## [Set exercise]
Repeat exactly each line of the data provided below.

++++ Provided records ++++

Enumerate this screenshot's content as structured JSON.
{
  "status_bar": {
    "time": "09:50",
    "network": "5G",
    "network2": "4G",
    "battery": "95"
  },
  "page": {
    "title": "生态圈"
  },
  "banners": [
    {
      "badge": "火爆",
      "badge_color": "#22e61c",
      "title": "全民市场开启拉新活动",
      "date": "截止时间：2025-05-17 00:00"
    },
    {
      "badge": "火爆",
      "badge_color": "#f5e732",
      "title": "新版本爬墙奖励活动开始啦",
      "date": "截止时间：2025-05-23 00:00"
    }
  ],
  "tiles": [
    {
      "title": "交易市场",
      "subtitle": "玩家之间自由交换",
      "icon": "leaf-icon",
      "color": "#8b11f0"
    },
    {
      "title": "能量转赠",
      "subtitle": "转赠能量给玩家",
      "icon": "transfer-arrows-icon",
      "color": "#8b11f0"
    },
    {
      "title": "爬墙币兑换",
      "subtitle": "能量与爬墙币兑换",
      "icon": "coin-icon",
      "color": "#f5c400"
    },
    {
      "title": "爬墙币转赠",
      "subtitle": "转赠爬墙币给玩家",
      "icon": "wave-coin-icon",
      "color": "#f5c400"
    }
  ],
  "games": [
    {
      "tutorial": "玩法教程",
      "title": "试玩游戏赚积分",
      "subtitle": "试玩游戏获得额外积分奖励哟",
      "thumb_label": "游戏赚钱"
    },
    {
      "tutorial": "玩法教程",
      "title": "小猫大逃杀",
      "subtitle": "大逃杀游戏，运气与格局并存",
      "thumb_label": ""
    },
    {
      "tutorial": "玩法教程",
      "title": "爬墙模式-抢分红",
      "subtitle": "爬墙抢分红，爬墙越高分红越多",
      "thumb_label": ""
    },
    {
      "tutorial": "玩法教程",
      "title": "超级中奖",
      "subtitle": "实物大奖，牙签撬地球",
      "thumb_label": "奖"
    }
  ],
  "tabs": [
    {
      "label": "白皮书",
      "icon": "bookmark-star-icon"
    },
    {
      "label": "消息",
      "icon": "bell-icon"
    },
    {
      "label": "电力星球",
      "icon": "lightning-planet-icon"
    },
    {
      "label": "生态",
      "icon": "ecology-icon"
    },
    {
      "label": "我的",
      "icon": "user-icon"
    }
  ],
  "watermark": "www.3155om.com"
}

++++

## [The completed task]
Enumerate this screenshot's content as structured JSON.
{
  "status_bar": {
    "time": "09:50",
    "network": "5G",
    "network2": "4G",
    "battery": "95"
  },
  "page": {
    "title": "生态圈"
  },
  "banners": [
    {
      "badge": "火爆",
      "badge_color": "#22e61c",
      "title": "全民市场开启拉新活动",
      "date": "截止时间：2025-05-17 00:00"
    },
    {
      "badge": "火爆",
      "badge_color": "#f5e732",
      "title": "新版本爬墙奖励活动开始啦",
      "date": "截止时间：2025-05-23 00:00"
    }
  ],
  "tiles": [
    {
      "title": "交易市场",
      "subtitle": "玩家之间自由交换",
      "icon": "leaf-icon",
      "color": "#8b11f0"
    },
    {
      "title": "能量转赠",
      "subtitle": "转赠能量给玩家",
      "icon": "transfer-arrows-icon",
      "color": "#8b11f0"
    },
    {
      "title": "爬墙币兑换",
      "subtitle": "能量与爬墙币兑换",
      "icon": "coin-icon",
      "color": "#f5c400"
    },
    {
      "title": "爬墙币转赠",
      "subtitle": "转赠爬墙币给玩家",
      "icon": "wave-coin-icon",
      "color": "#f5c400"
    }
  ],
  "games": [
    {
      "tutorial": "玩法教程",
      "title": "试玩游戏赚积分",
      "subtitle": "试玩游戏获得额外积分奖励哟",
      "thumb_label": "游戏赚钱"
    },
    {
      "tutorial": "玩法教程",
      "title": "小猫大逃杀",
      "subtitle": "大逃杀游戏，运气与格局并存",
      "thumb_label": ""
    },
    {
      "tutorial": "玩法教程",
      "title": "爬墙模式-抢分红",
      "subtitle": "爬墙抢分红，爬墙越高分红越多",
      "thumb_label": ""
    },
    {
      "tutorial": "玩法教程",
      "title": "超级中奖",
      "subtitle": "实物大奖，牙签撬地球",
      "thumb_label": "奖"
    }
  ],
  "tabs": [
    {
      "label": "白皮书",
      "icon": "bookmark-star-icon"
    },
    {
      "label": "消息",
      "icon": "bell-icon"
    },
    {
      "label": "电力星球",
      "icon": "lightning-planet-icon"
    },
    {
      "label": "生态",
      "icon": "ecology-icon"
    },
    {
      "label": "我的",
      "icon": "user-icon"
    }
  ],
  "watermark": "www.3155om.com"
}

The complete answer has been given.